• _STATED GOAL_:
Your task is to give the data again, exactly, with every line intact.

• _DATA FOR PROCESSING_:

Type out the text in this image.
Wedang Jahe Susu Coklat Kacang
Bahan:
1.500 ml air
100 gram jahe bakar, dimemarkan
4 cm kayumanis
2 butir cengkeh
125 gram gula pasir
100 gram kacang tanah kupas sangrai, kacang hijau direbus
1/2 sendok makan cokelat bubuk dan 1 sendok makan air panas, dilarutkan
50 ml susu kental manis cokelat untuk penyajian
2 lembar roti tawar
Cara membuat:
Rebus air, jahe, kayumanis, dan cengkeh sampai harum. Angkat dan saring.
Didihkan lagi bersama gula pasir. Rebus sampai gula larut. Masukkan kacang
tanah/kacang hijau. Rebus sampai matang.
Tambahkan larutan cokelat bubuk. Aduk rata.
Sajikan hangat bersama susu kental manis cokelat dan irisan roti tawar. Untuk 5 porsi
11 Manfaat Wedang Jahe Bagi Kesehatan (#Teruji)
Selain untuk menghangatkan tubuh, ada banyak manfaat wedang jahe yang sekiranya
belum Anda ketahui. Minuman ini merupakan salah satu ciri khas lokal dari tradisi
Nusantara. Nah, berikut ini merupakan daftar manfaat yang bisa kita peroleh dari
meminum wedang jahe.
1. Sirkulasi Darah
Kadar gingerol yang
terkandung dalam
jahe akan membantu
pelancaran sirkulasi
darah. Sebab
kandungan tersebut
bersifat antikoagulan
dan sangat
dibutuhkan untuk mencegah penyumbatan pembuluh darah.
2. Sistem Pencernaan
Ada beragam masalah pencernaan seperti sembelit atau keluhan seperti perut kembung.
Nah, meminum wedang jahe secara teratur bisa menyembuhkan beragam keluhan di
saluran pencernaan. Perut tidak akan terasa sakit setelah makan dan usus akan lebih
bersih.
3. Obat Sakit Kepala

• _ANSWER TO THIS PROBLEM_:
Type out the text in this image.
Wedang Jahe Susu Coklat Kacang
Bahan:
1.500 ml air
100 gram jahe bakar, dimemarkan
4 cm kayumanis
2 butir cengkeh
125 gram gula pasir
100 gram kacang tanah kupas sangrai, kacang hijau direbus
1/2 sendok makan cokelat bubuk dan 1 sendok makan air panas, dilarutkan
50 ml susu kental manis cokelat untuk penyajian
2 lembar roti tawar
Cara membuat:
Rebus air, jahe, kayumanis, dan cengkeh sampai harum. Angkat dan saring.
Didihkan lagi bersama gula pasir. Rebus sampai gula larut. Masukkan kacang
tanah/kacang hijau. Rebus sampai matang.
Tambahkan larutan cokelat bubuk. Aduk rata.
Sajikan hangat bersama susu kental manis cokelat dan irisan roti tawar. Untuk 5 porsi
11 Manfaat Wedang Jahe Bagi Kesehatan (#Teruji)
Selain untuk menghangatkan tubuh, ada banyak manfaat wedang jahe yang sekiranya
belum Anda ketahui. Minuman ini merupakan salah satu ciri khas lokal dari tradisi
Nusantara. Nah, berikut ini merupakan daftar manfaat yang bisa kita peroleh dari
meminum wedang jahe.
1. Sirkulasi Darah
Kadar gingerol yang
terkandung dalam
jahe akan membantu
pelancaran sirkulasi
darah. Sebab
kandungan tersebut
bersifat antikoagulan
dan sangat
dibutuhkan untuk mencegah penyumbatan pembuluh darah.
2. Sistem Pencernaan
Ada beragam masalah pencernaan seperti sembelit atau keluhan seperti perut kembung.
Nah, meminum wedang jahe secara teratur bisa menyembuhkan beragam keluhan di
saluran pencernaan. Perut tidak akan terasa sakit setelah makan dan usus akan lebih
bersih.
3. Obat Sakit Kepala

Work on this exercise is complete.